Task prompt ->
Go through each line of the records below and count those with the word "teknologer". Give only the count.

══════

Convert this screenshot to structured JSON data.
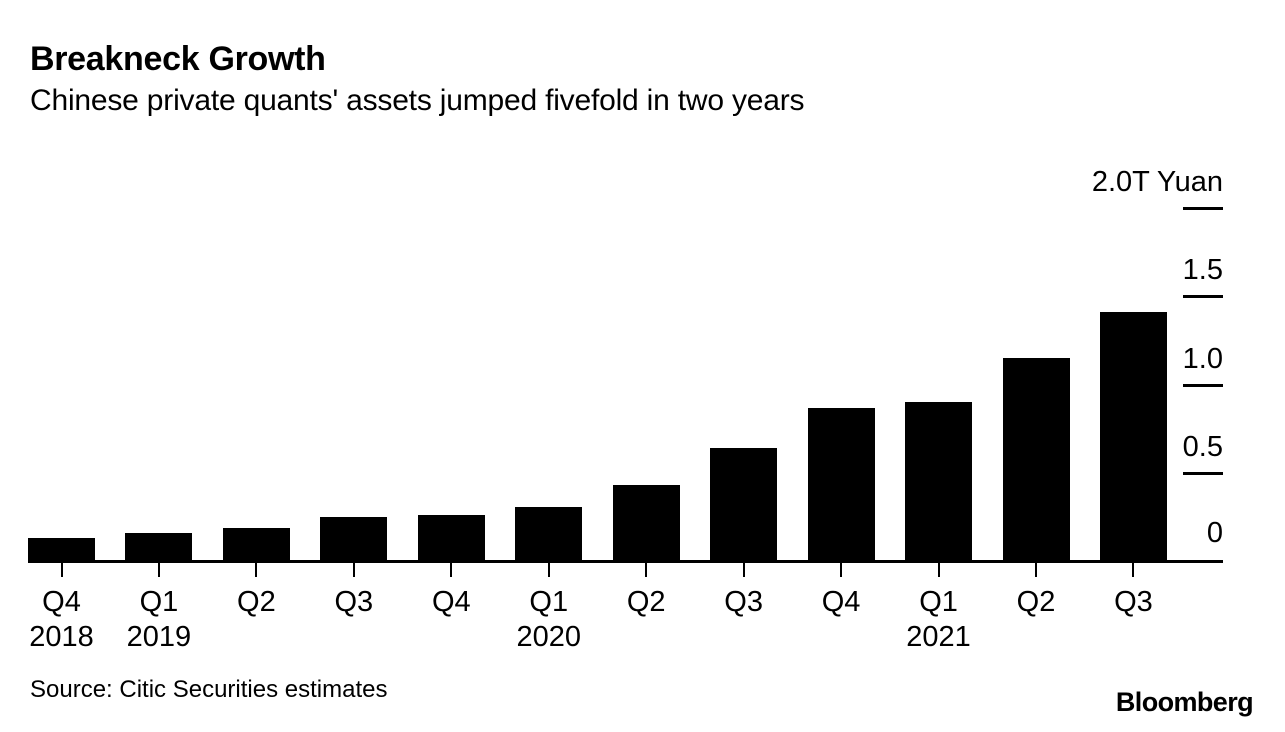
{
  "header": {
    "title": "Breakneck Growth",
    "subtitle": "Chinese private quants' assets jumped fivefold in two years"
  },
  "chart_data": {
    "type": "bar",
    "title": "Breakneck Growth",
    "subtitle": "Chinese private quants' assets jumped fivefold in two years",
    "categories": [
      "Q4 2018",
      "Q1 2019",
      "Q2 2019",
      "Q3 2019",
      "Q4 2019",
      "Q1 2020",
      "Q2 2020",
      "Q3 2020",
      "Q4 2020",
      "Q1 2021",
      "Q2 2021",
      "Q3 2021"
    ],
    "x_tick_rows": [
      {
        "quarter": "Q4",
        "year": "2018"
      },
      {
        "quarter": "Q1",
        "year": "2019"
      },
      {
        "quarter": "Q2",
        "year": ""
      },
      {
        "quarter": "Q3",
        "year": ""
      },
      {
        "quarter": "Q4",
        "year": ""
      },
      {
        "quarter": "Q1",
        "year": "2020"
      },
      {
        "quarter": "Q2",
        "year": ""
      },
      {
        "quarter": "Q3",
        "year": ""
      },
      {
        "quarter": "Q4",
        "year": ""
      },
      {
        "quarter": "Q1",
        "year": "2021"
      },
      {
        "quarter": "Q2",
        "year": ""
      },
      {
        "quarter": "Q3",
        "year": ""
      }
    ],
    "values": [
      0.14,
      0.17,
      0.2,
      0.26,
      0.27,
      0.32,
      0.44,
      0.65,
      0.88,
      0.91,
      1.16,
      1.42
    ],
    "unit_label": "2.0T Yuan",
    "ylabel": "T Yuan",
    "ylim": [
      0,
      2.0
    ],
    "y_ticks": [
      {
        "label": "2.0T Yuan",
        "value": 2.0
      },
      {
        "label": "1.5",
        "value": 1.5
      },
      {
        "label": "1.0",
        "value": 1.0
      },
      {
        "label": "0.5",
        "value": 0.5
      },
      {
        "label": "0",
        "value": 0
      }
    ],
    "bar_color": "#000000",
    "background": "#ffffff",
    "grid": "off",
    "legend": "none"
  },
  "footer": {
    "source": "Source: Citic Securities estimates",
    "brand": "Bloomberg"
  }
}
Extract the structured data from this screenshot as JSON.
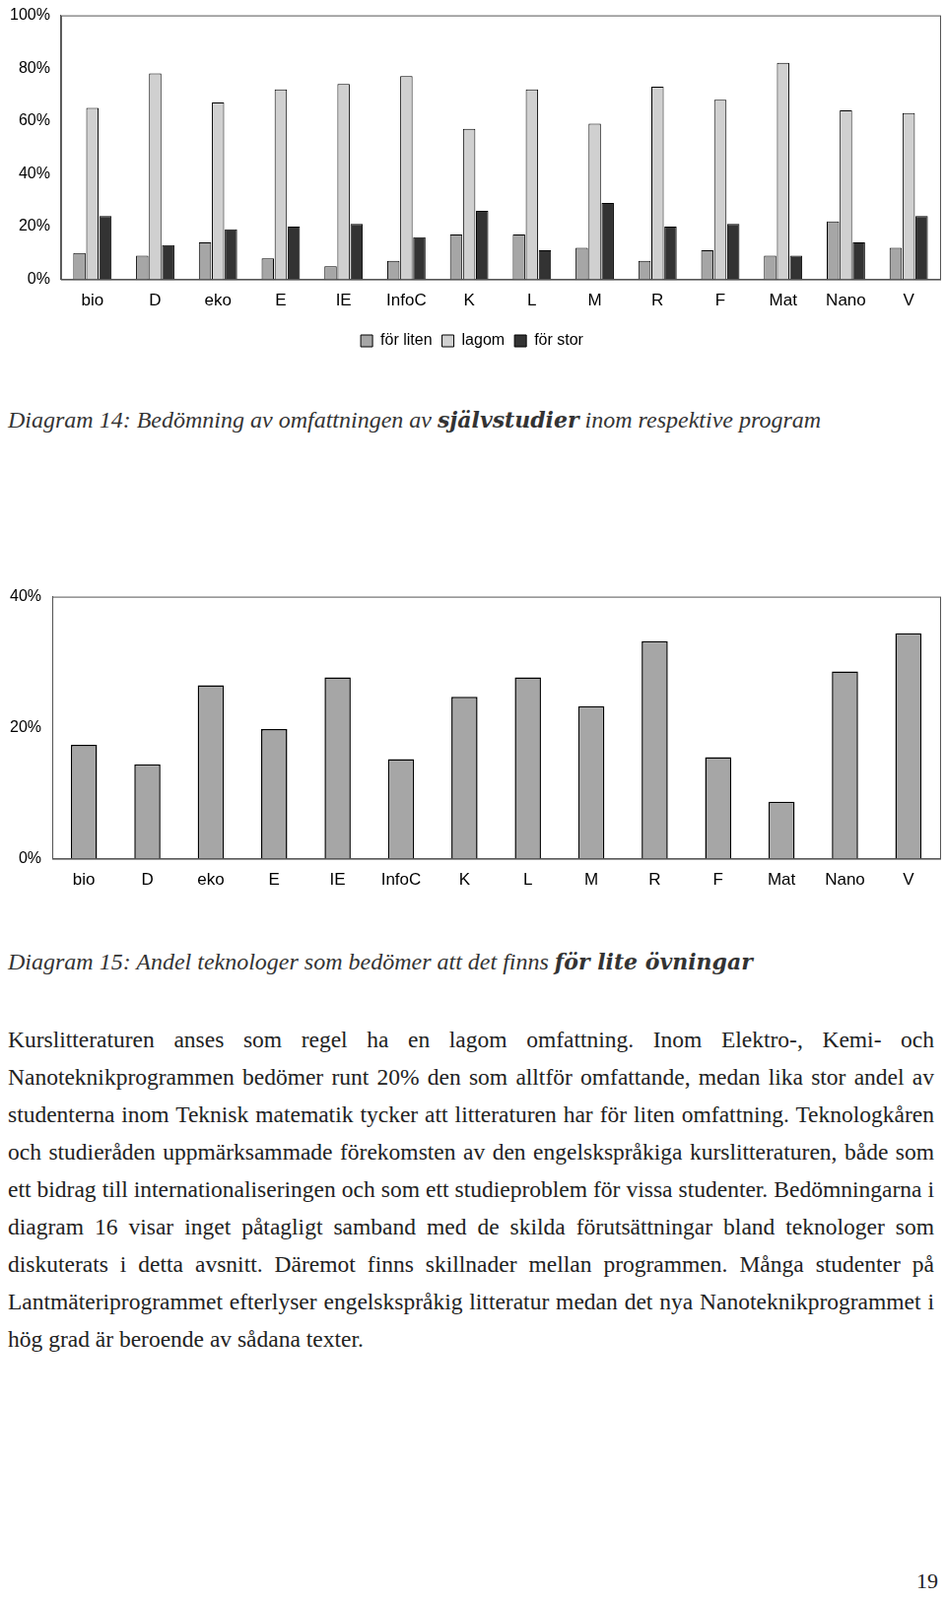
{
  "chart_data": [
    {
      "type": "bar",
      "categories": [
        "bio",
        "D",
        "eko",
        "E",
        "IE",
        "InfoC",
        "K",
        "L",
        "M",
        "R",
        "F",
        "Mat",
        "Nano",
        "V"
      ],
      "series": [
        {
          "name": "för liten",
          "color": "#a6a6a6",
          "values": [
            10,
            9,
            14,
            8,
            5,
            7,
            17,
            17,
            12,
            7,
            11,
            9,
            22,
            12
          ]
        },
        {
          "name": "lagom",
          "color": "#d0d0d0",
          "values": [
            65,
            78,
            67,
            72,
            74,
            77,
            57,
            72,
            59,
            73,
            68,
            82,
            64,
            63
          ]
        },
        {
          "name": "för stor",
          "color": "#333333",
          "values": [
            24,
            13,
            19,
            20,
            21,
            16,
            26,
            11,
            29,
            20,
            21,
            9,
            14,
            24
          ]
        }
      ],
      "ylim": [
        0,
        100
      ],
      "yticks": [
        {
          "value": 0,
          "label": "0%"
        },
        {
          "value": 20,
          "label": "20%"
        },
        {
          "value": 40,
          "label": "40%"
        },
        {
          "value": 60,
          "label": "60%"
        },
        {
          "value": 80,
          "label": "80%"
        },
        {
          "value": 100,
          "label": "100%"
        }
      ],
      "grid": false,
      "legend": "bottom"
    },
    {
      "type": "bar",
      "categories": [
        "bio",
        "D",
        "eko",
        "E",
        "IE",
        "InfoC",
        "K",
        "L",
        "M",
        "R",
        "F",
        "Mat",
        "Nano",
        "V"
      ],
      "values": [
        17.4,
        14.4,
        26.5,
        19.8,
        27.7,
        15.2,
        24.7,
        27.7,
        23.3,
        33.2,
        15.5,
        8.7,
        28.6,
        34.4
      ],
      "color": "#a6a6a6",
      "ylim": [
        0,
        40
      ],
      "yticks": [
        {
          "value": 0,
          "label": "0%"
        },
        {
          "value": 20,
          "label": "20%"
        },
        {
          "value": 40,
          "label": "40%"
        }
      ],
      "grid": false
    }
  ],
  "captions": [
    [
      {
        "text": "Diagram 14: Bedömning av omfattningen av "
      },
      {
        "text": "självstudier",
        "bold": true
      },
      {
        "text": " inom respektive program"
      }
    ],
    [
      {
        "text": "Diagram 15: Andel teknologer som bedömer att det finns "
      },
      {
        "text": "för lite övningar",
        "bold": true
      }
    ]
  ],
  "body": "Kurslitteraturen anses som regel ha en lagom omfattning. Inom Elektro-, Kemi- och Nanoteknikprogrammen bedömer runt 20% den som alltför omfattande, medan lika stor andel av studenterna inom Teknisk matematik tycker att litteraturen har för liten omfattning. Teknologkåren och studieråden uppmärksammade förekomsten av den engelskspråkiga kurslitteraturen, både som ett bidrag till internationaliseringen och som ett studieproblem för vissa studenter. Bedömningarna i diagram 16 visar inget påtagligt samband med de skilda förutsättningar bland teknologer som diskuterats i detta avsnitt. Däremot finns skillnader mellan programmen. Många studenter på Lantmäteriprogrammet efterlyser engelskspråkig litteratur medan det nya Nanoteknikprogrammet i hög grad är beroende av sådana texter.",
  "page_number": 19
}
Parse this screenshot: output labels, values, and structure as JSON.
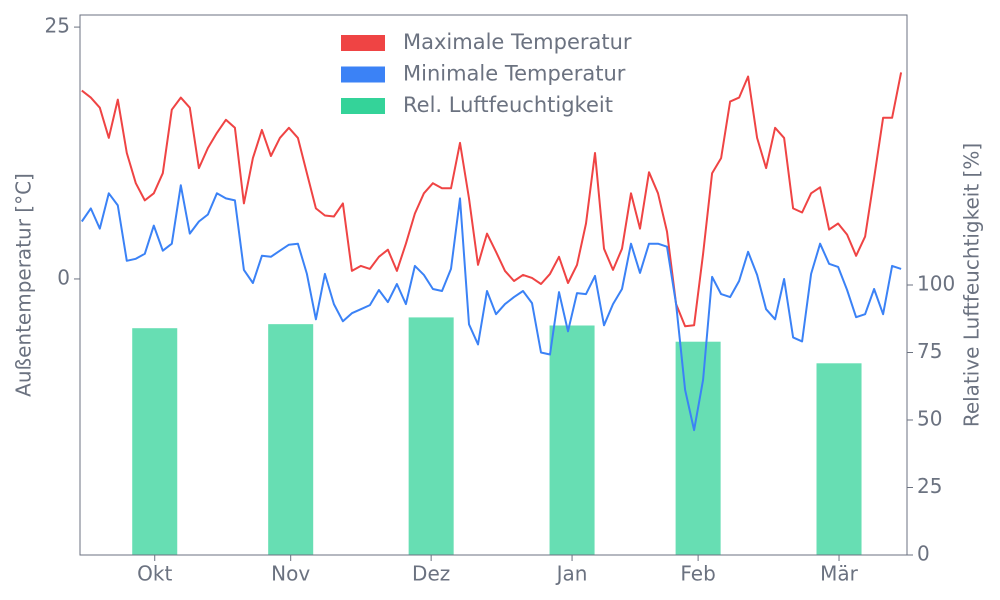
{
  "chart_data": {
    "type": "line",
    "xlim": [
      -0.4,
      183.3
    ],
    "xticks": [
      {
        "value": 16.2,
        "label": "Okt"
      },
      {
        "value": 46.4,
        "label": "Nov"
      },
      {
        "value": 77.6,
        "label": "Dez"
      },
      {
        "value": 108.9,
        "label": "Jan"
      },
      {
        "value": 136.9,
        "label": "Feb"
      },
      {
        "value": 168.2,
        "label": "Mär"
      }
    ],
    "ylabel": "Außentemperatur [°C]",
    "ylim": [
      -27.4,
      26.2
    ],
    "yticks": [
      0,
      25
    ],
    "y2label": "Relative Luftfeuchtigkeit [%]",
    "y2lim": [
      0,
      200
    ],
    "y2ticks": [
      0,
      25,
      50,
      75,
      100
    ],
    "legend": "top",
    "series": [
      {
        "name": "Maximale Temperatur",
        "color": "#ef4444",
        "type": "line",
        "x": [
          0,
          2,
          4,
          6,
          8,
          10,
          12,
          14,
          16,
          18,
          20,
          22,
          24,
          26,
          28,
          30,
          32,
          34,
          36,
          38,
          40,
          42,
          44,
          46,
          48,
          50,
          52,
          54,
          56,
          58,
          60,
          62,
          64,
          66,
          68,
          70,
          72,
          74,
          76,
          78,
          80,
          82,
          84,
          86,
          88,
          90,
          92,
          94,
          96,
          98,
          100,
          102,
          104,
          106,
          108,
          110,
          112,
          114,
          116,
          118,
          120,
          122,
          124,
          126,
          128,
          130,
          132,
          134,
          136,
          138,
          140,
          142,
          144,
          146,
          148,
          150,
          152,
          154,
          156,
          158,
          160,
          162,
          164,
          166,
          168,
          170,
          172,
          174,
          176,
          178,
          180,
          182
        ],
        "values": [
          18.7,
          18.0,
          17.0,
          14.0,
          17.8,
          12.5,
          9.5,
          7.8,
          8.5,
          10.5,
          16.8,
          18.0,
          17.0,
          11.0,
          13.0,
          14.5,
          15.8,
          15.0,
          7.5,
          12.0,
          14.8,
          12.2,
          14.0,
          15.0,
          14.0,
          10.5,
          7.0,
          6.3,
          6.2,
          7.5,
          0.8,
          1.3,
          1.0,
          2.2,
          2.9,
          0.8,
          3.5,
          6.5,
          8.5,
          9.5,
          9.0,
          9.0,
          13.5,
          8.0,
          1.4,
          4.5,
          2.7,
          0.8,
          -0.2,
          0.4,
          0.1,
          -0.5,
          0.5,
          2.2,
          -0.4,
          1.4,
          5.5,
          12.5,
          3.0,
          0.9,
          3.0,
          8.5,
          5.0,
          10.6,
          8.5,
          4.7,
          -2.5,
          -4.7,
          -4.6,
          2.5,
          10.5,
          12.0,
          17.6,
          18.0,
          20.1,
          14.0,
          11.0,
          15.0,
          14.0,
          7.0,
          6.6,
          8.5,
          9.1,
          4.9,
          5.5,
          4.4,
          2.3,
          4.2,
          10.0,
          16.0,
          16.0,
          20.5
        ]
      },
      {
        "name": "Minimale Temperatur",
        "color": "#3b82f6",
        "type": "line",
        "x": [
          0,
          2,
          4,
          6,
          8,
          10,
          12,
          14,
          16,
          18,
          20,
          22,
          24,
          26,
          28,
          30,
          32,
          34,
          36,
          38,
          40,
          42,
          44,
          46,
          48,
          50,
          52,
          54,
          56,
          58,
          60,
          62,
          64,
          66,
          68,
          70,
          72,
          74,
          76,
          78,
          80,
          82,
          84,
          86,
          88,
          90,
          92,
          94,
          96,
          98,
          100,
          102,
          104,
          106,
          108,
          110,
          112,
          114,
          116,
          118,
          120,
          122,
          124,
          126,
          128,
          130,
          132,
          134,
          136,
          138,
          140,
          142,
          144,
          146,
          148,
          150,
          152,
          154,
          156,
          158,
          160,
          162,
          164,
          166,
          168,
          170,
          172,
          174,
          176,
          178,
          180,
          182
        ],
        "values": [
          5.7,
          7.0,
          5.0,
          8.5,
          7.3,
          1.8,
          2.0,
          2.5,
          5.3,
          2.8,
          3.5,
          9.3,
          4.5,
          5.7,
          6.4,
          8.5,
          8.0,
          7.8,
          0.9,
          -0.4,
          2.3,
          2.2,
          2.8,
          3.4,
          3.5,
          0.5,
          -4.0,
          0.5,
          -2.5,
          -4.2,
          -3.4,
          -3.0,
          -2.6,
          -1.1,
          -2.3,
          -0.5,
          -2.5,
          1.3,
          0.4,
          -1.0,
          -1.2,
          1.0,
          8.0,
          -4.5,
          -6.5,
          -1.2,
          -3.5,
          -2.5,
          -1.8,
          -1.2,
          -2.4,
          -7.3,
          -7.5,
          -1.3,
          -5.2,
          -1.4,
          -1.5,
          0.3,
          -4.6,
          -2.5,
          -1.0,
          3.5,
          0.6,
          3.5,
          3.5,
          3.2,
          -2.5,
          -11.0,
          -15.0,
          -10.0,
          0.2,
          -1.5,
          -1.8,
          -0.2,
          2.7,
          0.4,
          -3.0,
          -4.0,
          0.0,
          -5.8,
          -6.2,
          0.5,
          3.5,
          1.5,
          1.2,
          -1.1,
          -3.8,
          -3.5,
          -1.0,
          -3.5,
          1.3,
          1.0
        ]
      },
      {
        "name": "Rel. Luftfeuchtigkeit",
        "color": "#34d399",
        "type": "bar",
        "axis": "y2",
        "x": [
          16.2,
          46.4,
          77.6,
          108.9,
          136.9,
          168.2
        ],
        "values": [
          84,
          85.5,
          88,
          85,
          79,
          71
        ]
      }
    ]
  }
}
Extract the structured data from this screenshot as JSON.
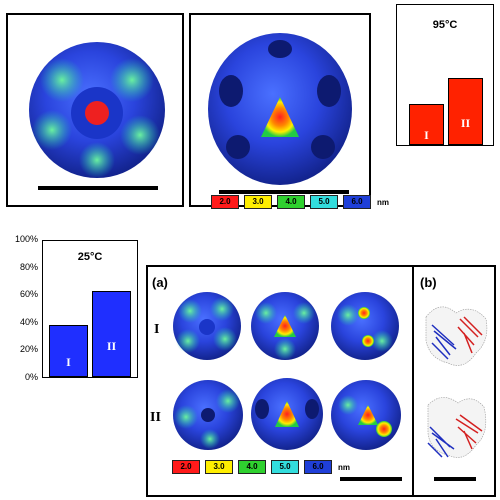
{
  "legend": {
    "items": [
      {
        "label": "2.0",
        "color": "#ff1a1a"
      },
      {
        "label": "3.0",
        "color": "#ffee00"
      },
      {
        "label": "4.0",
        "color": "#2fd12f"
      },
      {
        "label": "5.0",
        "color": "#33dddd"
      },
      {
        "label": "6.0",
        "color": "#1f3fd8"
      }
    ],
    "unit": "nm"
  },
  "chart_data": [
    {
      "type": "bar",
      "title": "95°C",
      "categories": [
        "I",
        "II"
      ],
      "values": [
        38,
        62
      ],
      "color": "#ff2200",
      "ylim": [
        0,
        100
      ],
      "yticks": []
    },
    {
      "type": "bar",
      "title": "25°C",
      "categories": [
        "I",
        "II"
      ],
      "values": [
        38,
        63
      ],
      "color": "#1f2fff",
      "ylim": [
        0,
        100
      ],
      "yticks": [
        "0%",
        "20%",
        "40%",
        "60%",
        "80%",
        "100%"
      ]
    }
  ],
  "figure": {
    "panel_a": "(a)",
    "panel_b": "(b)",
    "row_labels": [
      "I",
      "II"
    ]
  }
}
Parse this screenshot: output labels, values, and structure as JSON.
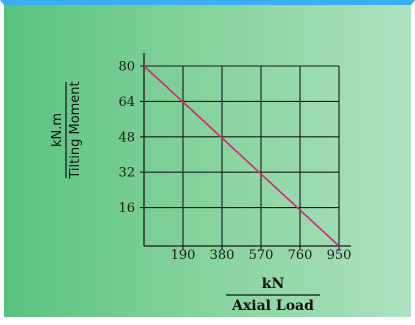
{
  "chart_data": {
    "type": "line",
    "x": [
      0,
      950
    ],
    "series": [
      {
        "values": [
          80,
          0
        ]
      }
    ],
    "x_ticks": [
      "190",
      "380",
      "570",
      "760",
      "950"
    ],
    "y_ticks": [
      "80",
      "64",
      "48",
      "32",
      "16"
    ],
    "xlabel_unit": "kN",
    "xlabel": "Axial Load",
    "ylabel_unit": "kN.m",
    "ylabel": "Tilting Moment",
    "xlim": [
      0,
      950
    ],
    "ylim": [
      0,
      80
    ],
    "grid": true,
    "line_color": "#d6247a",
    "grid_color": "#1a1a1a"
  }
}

══════

Correct answer ->
2